#### [Excerpt provided]
Sugarcane is the major crop, which produces about more than 30,000 MT of sugar per milling season. Milling starts during the month of December and usually ends by June of the following year. Land cultivation of sugarcane farms is on a tenancy basis hereby the tenants share 50% of the production cost and obtains 50% of the income. Sugar is harvested, hauled and brought to the nearby sugar milling companies in the towns of Balayan and Nasugbu. Sugarcane farming is thus the main source of livelihood of the people. It also provides employment for cane cutters, weepers, and haulers who are paid either on a daily or per tone of cane basis.

Other major commercial crops are mango (mainly the Indian variety), and cassava. Fruit-bearing trees and vegetable crops are also planted in the fields, backyards, and home gardens to supply household demands, and augment income.

#### [Stored data entries]
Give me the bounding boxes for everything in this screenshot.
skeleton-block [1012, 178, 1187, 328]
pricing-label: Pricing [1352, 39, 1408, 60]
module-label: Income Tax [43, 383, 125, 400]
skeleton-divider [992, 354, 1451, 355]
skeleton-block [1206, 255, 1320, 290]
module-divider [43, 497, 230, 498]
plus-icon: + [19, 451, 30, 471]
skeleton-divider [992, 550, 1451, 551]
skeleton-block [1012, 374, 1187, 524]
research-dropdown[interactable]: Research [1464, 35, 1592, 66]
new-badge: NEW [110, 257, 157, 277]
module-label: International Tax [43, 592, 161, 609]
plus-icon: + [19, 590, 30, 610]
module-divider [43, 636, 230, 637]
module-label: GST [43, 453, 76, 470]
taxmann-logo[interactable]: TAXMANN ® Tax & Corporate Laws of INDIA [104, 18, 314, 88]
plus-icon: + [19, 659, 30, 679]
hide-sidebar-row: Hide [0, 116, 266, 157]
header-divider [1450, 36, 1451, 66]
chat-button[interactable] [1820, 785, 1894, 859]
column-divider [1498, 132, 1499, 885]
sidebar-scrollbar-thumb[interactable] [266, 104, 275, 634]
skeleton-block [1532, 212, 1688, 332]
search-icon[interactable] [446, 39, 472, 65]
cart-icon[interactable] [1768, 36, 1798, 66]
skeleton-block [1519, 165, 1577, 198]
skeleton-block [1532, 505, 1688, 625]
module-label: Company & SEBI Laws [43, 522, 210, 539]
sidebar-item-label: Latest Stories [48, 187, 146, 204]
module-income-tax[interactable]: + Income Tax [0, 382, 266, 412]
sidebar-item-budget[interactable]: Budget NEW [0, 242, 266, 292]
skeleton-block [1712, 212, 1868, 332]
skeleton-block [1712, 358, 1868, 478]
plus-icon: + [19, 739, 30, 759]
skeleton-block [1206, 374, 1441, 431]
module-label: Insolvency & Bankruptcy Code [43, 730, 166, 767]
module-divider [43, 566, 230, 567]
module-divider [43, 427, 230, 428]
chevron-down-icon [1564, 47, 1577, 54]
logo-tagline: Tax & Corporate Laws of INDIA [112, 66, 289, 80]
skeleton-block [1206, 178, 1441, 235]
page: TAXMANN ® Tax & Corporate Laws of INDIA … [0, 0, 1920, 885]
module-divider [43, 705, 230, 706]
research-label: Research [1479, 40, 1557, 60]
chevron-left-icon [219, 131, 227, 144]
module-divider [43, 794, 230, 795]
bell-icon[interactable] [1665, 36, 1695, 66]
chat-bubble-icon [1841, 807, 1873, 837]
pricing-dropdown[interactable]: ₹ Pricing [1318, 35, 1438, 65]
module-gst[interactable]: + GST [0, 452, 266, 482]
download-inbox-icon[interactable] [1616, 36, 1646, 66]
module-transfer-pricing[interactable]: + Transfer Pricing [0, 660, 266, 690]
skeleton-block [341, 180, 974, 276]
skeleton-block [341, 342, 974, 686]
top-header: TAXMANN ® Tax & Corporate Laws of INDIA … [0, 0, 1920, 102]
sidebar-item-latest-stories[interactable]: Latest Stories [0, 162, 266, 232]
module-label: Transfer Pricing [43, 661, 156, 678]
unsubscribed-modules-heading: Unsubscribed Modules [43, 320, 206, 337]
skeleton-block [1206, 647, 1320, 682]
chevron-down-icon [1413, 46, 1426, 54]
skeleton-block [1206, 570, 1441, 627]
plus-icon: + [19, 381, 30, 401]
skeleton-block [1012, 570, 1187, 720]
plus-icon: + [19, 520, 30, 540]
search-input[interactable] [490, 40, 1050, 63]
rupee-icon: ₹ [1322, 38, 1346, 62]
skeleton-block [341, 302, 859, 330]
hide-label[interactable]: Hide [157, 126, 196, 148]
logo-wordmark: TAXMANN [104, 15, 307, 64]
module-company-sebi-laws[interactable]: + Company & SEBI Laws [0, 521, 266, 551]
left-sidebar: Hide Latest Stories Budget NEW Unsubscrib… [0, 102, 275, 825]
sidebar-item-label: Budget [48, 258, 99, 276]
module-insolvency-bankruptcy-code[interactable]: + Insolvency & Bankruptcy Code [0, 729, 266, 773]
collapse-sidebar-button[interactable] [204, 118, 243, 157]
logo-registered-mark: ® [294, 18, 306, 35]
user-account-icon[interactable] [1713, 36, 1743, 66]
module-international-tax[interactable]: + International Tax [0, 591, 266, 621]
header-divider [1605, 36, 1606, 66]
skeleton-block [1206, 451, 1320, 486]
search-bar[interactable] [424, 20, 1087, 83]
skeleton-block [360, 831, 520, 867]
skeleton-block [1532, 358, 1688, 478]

#### [Prompt]
Quote the passage on local crops from "Sugarcane is the" up to and including "and augment income.". These rows were taken from a separate source.

#### [Answer to this exercise]
Sugarcane is the major crop, which produces about more than 30,000 MT of sugar per milling season. Milling starts during the month of December and usually ends by June of the following year. Land cultivation of sugarcane farms is on a tenancy basis hereby the tenants share 50% of the production cost and obtains 50% of the income. Sugar is harvested, hauled and brought to the nearby sugar milling companies in the towns of Balayan and Nasugbu. Sugarcane farming is thus the main source of livelihood of the people. It also provides employment for cane cutters, weepers, and haulers who are paid either on a daily or per tone of cane basis.

Other major commercial crops are mango (mainly the Indian variety), and cassava. Fruit-bearing trees and vegetable crops are also planted in the fields, backyards, and home gardens to supply household demands, and augment income.